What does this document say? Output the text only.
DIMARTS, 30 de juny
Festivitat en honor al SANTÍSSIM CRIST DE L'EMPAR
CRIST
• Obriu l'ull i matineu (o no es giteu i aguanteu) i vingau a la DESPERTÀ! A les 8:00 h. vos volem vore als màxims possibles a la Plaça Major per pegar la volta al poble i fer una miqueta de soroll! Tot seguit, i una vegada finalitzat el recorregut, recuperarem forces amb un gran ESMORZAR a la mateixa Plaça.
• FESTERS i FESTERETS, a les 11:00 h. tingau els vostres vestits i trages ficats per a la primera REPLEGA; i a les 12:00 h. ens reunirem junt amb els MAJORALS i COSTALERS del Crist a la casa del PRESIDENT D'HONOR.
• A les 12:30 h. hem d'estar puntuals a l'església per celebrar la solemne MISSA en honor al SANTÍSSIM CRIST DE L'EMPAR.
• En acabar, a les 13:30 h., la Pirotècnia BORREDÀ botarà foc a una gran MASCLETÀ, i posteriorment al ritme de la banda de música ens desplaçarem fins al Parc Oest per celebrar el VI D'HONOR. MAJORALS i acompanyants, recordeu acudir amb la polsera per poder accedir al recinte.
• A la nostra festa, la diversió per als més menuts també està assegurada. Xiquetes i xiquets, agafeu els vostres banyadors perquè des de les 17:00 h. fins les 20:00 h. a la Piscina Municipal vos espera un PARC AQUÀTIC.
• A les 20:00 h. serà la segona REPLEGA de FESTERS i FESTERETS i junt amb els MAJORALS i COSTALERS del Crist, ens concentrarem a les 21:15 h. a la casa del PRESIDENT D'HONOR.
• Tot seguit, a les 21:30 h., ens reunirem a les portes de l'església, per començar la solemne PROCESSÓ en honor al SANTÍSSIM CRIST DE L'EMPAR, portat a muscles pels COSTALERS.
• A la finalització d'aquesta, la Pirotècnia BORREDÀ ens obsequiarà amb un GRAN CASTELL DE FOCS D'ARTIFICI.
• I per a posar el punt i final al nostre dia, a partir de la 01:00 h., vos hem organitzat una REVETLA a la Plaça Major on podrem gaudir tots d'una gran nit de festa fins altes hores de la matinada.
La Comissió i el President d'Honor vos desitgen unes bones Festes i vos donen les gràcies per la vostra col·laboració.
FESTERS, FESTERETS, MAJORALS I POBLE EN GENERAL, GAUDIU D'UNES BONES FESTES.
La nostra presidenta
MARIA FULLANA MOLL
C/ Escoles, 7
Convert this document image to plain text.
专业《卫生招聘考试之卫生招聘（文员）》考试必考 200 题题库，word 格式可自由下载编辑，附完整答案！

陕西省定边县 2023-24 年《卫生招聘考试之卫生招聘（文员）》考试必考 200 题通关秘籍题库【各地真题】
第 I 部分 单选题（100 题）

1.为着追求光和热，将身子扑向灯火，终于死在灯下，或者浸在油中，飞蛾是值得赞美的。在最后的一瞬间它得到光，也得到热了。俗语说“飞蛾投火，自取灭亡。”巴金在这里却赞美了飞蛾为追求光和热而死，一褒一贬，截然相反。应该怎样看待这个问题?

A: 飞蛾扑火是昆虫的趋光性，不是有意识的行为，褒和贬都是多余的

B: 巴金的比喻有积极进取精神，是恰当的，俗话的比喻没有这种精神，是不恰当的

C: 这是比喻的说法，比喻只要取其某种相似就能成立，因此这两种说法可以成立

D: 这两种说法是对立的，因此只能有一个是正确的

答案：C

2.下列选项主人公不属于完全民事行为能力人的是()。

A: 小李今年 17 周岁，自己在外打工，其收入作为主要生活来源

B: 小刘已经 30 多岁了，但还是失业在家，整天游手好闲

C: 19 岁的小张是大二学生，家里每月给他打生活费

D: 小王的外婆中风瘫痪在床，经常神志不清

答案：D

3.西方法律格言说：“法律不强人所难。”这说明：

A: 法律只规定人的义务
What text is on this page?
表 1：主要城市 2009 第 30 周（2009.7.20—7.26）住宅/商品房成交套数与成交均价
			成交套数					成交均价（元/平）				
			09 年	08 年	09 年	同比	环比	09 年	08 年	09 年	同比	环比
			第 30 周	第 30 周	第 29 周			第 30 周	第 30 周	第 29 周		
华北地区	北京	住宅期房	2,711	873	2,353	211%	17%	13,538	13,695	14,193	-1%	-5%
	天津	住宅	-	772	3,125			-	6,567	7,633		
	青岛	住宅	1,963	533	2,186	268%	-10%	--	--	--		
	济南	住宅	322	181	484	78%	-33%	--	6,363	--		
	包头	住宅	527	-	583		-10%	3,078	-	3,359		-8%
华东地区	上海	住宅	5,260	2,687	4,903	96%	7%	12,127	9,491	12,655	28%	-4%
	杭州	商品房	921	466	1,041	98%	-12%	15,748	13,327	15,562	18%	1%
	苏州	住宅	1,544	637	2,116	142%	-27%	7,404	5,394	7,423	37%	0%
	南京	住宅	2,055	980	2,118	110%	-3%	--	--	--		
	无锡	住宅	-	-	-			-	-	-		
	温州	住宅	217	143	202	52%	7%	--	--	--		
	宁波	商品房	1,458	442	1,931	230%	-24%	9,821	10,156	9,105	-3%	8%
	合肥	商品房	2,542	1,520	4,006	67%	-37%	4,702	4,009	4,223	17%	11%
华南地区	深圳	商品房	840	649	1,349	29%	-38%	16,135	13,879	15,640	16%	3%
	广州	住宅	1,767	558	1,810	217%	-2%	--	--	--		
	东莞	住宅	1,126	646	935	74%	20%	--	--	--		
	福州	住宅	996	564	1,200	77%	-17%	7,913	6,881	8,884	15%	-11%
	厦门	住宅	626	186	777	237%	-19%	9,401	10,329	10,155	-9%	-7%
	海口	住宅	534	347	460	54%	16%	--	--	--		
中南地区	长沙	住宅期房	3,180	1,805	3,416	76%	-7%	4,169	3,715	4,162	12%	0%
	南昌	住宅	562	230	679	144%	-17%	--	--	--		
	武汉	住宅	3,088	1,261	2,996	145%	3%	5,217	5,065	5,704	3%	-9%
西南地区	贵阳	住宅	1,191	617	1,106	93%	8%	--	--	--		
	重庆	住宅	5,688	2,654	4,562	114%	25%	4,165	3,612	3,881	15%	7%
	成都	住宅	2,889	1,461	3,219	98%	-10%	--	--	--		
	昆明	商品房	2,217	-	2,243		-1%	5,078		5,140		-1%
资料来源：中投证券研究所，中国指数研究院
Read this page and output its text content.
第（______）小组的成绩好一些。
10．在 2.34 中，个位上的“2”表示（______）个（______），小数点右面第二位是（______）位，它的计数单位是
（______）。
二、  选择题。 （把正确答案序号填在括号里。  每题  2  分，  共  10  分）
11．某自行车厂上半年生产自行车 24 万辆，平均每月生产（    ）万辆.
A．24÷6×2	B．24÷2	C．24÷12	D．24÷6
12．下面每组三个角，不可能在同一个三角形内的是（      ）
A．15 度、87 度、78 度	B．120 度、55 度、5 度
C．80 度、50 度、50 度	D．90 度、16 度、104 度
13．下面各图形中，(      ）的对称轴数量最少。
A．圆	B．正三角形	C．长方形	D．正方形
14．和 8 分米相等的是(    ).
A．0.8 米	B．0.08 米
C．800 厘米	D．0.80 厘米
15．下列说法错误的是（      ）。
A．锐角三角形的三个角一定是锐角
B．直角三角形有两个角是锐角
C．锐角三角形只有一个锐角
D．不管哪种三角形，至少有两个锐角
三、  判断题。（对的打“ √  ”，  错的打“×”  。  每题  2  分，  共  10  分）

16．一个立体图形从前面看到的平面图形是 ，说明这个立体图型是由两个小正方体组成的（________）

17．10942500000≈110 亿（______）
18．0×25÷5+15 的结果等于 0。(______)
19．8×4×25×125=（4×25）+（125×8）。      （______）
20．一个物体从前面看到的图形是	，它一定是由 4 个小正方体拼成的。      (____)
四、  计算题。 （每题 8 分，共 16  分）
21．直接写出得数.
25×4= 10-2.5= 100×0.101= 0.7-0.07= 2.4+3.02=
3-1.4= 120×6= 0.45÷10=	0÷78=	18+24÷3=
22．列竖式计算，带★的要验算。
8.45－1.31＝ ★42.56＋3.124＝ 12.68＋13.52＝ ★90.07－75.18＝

:::::

## Written task
Search the listing for the string "COSTALERS". Copy each line where it turns up.

## Task answer
• FESTERS i FESTERETS, a les 11:00 h. tingau els vostres vestits i trages ficats per a la primera REPLEGA; i a les 12:00 h. ens reunirem junt amb els MAJORALS i COSTALERS del Crist a la casa del PRESIDENT D'HONOR.
• A les 20:00 h. serà la segona REPLEGA de FESTERS i FESTERETS i junt amb els MAJORALS i COSTALERS del Crist, ens concentrarem a les 21:15 h. a la casa del PRESIDENT D'HONOR.
• Tot seguit, a les 21:30 h., ens reunirem a les portes de l'església, per començar la solemne PROCESSÓ en honor al SANTÍSSIM CRIST DE L'EMPAR, portat a muscles pels COSTALERS.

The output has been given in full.